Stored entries
====
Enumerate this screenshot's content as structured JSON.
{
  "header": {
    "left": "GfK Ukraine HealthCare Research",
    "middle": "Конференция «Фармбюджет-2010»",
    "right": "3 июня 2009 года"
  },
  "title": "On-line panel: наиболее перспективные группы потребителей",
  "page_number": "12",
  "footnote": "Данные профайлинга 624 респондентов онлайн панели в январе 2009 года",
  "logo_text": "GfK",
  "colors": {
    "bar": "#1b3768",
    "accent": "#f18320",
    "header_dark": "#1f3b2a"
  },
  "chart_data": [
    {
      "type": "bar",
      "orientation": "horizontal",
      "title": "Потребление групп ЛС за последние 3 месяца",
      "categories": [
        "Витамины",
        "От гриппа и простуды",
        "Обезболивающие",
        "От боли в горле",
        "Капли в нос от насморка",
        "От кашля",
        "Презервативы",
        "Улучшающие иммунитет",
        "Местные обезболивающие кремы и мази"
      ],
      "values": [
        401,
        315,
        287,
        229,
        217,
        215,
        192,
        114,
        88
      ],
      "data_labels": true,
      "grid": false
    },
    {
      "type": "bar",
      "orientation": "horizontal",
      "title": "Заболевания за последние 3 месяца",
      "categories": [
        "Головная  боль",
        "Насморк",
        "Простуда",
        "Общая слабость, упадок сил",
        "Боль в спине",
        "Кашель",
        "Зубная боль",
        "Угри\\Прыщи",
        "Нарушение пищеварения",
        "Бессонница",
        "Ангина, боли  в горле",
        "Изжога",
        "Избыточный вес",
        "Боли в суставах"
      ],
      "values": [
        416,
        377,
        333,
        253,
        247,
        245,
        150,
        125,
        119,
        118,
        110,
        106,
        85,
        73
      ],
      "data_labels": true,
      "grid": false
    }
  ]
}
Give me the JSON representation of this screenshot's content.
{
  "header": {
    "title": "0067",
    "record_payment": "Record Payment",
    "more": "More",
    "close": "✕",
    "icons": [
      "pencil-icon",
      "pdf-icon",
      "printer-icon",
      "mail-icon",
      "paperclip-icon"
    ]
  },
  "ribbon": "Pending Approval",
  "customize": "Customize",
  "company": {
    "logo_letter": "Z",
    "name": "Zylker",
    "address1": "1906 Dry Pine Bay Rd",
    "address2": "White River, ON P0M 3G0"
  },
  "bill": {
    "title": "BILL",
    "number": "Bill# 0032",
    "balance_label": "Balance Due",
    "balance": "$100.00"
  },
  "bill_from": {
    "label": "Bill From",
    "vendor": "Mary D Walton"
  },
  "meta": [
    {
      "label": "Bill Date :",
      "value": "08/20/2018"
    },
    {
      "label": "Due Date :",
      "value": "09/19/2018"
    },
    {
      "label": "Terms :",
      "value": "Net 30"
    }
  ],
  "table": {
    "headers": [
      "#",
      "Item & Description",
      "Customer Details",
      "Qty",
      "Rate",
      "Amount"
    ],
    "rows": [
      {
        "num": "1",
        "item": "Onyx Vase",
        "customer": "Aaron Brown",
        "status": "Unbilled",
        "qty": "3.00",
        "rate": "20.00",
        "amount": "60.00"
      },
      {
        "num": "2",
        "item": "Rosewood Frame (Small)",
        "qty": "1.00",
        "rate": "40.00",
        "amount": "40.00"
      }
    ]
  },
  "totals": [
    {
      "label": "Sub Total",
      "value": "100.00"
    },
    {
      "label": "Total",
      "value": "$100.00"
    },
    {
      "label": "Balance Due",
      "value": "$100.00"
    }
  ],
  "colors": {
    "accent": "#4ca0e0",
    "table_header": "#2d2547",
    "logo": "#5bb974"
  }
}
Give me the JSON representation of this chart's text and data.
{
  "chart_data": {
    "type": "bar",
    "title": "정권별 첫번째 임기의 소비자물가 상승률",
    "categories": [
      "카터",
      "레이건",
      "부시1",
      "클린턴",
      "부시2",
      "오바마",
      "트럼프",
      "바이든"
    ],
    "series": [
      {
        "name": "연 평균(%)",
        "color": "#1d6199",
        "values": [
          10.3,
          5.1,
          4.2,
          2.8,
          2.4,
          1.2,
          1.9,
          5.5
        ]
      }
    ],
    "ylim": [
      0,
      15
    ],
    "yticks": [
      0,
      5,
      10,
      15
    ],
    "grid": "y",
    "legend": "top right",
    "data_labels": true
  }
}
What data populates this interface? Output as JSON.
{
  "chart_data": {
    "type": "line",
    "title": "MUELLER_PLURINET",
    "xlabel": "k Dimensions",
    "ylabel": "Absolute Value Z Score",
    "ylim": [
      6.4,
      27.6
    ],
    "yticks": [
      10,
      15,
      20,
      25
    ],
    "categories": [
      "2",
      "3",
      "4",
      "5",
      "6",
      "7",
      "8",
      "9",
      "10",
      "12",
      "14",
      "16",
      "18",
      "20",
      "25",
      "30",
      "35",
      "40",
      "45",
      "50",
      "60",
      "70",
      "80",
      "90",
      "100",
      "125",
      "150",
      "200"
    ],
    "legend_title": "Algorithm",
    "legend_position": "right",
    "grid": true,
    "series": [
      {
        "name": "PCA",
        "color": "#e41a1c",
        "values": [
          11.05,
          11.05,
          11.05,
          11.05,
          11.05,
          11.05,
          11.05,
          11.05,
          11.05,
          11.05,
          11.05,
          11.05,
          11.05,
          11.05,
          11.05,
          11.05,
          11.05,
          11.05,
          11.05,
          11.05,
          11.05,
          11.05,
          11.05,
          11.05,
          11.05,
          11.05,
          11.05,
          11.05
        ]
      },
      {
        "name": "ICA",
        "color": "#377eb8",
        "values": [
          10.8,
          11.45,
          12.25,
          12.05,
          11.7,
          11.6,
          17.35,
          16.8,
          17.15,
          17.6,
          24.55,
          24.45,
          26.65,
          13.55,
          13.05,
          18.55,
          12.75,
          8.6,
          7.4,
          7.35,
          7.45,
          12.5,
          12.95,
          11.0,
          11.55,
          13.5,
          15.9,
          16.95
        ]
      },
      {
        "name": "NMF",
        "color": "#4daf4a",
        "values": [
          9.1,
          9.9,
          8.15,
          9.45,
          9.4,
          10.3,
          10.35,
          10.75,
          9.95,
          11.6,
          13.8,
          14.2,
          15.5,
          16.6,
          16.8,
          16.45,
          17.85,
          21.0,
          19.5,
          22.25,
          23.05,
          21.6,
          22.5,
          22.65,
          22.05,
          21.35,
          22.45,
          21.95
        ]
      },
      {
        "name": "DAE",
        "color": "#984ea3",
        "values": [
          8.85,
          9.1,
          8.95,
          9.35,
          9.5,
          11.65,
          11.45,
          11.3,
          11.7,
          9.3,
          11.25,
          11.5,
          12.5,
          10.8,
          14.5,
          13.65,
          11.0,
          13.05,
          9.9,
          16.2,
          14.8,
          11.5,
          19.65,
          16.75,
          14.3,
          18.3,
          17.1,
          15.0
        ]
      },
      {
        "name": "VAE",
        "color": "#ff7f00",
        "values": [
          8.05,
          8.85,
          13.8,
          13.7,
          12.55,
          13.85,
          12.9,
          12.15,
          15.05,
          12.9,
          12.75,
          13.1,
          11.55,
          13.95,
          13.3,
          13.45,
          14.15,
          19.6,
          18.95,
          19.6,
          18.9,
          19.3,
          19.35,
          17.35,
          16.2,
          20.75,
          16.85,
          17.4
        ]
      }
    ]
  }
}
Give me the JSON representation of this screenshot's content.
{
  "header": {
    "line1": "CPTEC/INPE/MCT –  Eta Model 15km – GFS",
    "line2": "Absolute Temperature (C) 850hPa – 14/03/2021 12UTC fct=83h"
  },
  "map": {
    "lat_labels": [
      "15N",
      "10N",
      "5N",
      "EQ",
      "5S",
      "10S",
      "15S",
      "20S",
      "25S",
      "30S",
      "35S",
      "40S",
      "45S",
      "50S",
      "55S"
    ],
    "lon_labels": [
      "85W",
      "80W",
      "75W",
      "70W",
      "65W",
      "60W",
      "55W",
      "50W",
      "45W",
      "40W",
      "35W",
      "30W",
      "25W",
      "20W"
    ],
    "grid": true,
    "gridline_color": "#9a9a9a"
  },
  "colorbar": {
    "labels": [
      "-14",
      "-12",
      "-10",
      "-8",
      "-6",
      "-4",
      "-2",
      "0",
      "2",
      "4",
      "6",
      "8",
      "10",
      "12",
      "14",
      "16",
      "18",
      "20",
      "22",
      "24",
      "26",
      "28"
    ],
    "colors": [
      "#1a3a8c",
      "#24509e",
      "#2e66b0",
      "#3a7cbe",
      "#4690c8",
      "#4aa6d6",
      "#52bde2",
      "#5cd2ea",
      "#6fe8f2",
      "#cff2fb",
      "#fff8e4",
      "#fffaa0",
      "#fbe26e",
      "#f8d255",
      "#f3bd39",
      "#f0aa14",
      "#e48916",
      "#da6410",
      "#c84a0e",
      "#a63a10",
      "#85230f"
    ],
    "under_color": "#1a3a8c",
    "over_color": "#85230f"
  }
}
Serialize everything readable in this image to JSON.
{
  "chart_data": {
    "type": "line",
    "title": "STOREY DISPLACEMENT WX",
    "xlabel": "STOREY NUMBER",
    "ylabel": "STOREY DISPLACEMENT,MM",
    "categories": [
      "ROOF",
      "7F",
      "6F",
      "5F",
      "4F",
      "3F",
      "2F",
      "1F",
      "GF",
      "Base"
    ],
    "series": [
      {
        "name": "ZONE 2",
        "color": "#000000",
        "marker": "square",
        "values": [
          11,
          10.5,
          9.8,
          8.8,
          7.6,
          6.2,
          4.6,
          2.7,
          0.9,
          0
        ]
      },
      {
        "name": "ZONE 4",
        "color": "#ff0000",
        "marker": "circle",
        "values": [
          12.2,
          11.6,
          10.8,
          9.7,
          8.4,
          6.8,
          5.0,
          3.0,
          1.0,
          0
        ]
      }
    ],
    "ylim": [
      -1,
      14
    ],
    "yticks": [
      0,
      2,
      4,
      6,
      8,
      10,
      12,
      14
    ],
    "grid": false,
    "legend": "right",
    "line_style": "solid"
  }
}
====
_Do this_
Return every line in the listing that contains the word "года".

_Answer to this task_
    "right": "3 июня 2009 года"
  "footnote": "Данные профайлинга 624 респондентов онлайн панели в январе 2009 года",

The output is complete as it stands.